#### Problem description:
Reproduce all of the listing below without alteration.

#### Stored data:
■ ■ ■

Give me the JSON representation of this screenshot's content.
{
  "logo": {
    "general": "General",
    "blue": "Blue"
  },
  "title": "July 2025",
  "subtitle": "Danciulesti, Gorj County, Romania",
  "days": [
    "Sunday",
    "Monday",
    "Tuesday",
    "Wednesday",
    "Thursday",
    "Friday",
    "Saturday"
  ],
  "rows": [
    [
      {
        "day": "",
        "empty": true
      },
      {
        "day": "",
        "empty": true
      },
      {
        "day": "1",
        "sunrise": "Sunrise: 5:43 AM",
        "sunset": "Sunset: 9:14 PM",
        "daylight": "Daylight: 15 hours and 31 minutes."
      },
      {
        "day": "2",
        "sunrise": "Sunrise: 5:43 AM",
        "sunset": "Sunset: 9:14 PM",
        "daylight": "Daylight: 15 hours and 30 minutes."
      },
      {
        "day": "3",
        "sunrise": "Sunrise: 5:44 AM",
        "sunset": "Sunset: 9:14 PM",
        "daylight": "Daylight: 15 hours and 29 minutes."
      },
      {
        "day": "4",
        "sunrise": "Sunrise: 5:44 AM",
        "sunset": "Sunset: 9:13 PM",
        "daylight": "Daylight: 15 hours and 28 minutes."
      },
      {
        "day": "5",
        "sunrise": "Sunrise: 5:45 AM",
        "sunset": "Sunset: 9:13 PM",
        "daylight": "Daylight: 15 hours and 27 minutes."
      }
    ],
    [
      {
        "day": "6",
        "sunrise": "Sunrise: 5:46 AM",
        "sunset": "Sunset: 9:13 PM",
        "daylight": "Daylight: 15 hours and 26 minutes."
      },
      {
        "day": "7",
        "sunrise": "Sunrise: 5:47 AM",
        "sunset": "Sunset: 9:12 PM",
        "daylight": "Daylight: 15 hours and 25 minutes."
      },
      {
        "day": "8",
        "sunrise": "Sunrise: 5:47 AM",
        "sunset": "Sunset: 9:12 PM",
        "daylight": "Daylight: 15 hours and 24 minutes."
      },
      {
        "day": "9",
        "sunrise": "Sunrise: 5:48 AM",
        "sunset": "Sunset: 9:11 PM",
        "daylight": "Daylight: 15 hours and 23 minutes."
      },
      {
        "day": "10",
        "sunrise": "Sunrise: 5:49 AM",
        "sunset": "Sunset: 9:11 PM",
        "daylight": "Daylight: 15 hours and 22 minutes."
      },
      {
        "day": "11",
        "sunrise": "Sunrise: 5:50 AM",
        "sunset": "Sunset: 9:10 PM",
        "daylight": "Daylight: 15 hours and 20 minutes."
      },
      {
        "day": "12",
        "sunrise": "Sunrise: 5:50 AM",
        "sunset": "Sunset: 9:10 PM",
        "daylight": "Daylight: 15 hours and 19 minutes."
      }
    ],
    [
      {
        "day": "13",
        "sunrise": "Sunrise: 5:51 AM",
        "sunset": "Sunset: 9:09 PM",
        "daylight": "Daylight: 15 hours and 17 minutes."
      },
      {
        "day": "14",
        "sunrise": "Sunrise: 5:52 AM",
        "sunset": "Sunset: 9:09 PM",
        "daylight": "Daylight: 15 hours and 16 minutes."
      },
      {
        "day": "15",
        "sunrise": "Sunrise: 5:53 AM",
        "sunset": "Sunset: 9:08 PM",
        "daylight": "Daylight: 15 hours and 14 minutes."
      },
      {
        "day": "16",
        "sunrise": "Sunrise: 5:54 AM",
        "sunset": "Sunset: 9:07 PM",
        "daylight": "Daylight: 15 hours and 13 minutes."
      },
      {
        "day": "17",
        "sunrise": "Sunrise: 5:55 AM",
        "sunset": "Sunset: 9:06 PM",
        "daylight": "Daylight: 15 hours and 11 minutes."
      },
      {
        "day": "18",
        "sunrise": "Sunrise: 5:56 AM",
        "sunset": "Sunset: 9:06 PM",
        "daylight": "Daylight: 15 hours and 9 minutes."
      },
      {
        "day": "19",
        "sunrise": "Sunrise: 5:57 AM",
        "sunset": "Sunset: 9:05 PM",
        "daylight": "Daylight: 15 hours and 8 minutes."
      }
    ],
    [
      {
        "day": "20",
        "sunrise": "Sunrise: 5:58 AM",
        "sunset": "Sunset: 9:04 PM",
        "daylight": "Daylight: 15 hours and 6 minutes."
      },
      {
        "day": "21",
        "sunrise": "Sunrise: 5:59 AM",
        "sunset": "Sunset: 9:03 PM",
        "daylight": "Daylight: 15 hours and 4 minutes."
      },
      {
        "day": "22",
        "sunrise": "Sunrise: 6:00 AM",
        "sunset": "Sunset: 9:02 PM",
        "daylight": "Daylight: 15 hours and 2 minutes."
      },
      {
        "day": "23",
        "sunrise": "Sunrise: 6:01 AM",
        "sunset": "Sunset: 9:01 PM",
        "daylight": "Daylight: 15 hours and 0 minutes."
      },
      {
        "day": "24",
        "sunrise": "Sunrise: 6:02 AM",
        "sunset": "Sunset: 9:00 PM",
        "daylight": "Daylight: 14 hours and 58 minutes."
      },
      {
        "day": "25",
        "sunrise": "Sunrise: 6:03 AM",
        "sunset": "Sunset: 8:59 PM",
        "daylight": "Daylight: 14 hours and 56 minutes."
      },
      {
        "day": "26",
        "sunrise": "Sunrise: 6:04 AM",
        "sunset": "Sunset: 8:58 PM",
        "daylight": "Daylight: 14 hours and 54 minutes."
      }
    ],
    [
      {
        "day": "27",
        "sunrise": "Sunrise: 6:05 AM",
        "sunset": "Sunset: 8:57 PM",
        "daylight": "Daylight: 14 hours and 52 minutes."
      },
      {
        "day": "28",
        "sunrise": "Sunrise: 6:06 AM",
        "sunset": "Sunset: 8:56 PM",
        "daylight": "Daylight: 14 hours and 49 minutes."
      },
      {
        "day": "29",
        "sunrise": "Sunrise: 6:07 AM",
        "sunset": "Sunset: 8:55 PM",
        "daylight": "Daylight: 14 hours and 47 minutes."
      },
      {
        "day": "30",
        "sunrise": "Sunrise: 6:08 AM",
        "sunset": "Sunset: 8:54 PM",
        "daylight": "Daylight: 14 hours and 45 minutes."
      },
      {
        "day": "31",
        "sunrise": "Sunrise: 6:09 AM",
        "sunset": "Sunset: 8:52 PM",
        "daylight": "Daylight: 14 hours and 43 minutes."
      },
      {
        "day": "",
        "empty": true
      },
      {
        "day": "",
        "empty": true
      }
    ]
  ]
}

■ ■ ■

#### Exercise answer:
Give me the JSON representation of this screenshot's content.
{
  "logo": {
    "general": "General",
    "blue": "Blue"
  },
  "title": "July 2025",
  "subtitle": "Danciulesti, Gorj County, Romania",
  "days": [
    "Sunday",
    "Monday",
    "Tuesday",
    "Wednesday",
    "Thursday",
    "Friday",
    "Saturday"
  ],
  "rows": [
    [
      {
        "day": "",
        "empty": true
      },
      {
        "day": "",
        "empty": true
      },
      {
        "day": "1",
        "sunrise": "Sunrise: 5:43 AM",
        "sunset": "Sunset: 9:14 PM",
        "daylight": "Daylight: 15 hours and 31 minutes."
      },
      {
        "day": "2",
        "sunrise": "Sunrise: 5:43 AM",
        "sunset": "Sunset: 9:14 PM",
        "daylight": "Daylight: 15 hours and 30 minutes."
      },
      {
        "day": "3",
        "sunrise": "Sunrise: 5:44 AM",
        "sunset": "Sunset: 9:14 PM",
        "daylight": "Daylight: 15 hours and 29 minutes."
      },
      {
        "day": "4",
        "sunrise": "Sunrise: 5:44 AM",
        "sunset": "Sunset: 9:13 PM",
        "daylight": "Daylight: 15 hours and 28 minutes."
      },
      {
        "day": "5",
        "sunrise": "Sunrise: 5:45 AM",
        "sunset": "Sunset: 9:13 PM",
        "daylight": "Daylight: 15 hours and 27 minutes."
      }
    ],
    [
      {
        "day": "6",
        "sunrise": "Sunrise: 5:46 AM",
        "sunset": "Sunset: 9:13 PM",
        "daylight": "Daylight: 15 hours and 26 minutes."
      },
      {
        "day": "7",
        "sunrise": "Sunrise: 5:47 AM",
        "sunset": "Sunset: 9:12 PM",
        "daylight": "Daylight: 15 hours and 25 minutes."
      },
      {
        "day": "8",
        "sunrise": "Sunrise: 5:47 AM",
        "sunset": "Sunset: 9:12 PM",
        "daylight": "Daylight: 15 hours and 24 minutes."
      },
      {
        "day": "9",
        "sunrise": "Sunrise: 5:48 AM",
        "sunset": "Sunset: 9:11 PM",
        "daylight": "Daylight: 15 hours and 23 minutes."
      },
      {
        "day": "10",
        "sunrise": "Sunrise: 5:49 AM",
        "sunset": "Sunset: 9:11 PM",
        "daylight": "Daylight: 15 hours and 22 minutes."
      },
      {
        "day": "11",
        "sunrise": "Sunrise: 5:50 AM",
        "sunset": "Sunset: 9:10 PM",
        "daylight": "Daylight: 15 hours and 20 minutes."
      },
      {
        "day": "12",
        "sunrise": "Sunrise: 5:50 AM",
        "sunset": "Sunset: 9:10 PM",
        "daylight": "Daylight: 15 hours and 19 minutes."
      }
    ],
    [
      {
        "day": "13",
        "sunrise": "Sunrise: 5:51 AM",
        "sunset": "Sunset: 9:09 PM",
        "daylight": "Daylight: 15 hours and 17 minutes."
      },
      {
        "day": "14",
        "sunrise": "Sunrise: 5:52 AM",
        "sunset": "Sunset: 9:09 PM",
        "daylight": "Daylight: 15 hours and 16 minutes."
      },
      {
        "day": "15",
        "sunrise": "Sunrise: 5:53 AM",
        "sunset": "Sunset: 9:08 PM",
        "daylight": "Daylight: 15 hours and 14 minutes."
      },
      {
        "day": "16",
        "sunrise": "Sunrise: 5:54 AM",
        "sunset": "Sunset: 9:07 PM",
        "daylight": "Daylight: 15 hours and 13 minutes."
      },
      {
        "day": "17",
        "sunrise": "Sunrise: 5:55 AM",
        "sunset": "Sunset: 9:06 PM",
        "daylight": "Daylight: 15 hours and 11 minutes."
      },
      {
        "day": "18",
        "sunrise": "Sunrise: 5:56 AM",
        "sunset": "Sunset: 9:06 PM",
        "daylight": "Daylight: 15 hours and 9 minutes."
      },
      {
        "day": "19",
        "sunrise": "Sunrise: 5:57 AM",
        "sunset": "Sunset: 9:05 PM",
        "daylight": "Daylight: 15 hours and 8 minutes."
      }
    ],
    [
      {
        "day": "20",
        "sunrise": "Sunrise: 5:58 AM",
        "sunset": "Sunset: 9:04 PM",
        "daylight": "Daylight: 15 hours and 6 minutes."
      },
      {
        "day": "21",
        "sunrise": "Sunrise: 5:59 AM",
        "sunset": "Sunset: 9:03 PM",
        "daylight": "Daylight: 15 hours and 4 minutes."
      },
      {
        "day": "22",
        "sunrise": "Sunrise: 6:00 AM",
        "sunset": "Sunset: 9:02 PM",
        "daylight": "Daylight: 15 hours and 2 minutes."
      },
      {
        "day": "23",
        "sunrise": "Sunrise: 6:01 AM",
        "sunset": "Sunset: 9:01 PM",
        "daylight": "Daylight: 15 hours and 0 minutes."
      },
      {
        "day": "24",
        "sunrise": "Sunrise: 6:02 AM",
        "sunset": "Sunset: 9:00 PM",
        "daylight": "Daylight: 14 hours and 58 minutes."
      },
      {
        "day": "25",
        "sunrise": "Sunrise: 6:03 AM",
        "sunset": "Sunset: 8:59 PM",
        "daylight": "Daylight: 14 hours and 56 minutes."
      },
      {
        "day": "26",
        "sunrise": "Sunrise: 6:04 AM",
        "sunset": "Sunset: 8:58 PM",
        "daylight": "Daylight: 14 hours and 54 minutes."
      }
    ],
    [
      {
        "day": "27",
        "sunrise": "Sunrise: 6:05 AM",
        "sunset": "Sunset: 8:57 PM",
        "daylight": "Daylight: 14 hours and 52 minutes."
      },
      {
        "day": "28",
        "sunrise": "Sunrise: 6:06 AM",
        "sunset": "Sunset: 8:56 PM",
        "daylight": "Daylight: 14 hours and 49 minutes."
      },
      {
        "day": "29",
        "sunrise": "Sunrise: 6:07 AM",
        "sunset": "Sunset: 8:55 PM",
        "daylight": "Daylight: 14 hours and 47 minutes."
      },
      {
        "day": "30",
        "sunrise": "Sunrise: 6:08 AM",
        "sunset": "Sunset: 8:54 PM",
        "daylight": "Daylight: 14 hours and 45 minutes."
      },
      {
        "day": "31",
        "sunrise": "Sunrise: 6:09 AM",
        "sunset": "Sunset: 8:52 PM",
        "daylight": "Daylight: 14 hours and 43 minutes."
      },
      {
        "day": "",
        "empty": true
      },
      {
        "day": "",
        "empty": true
      }
    ]
  ]
}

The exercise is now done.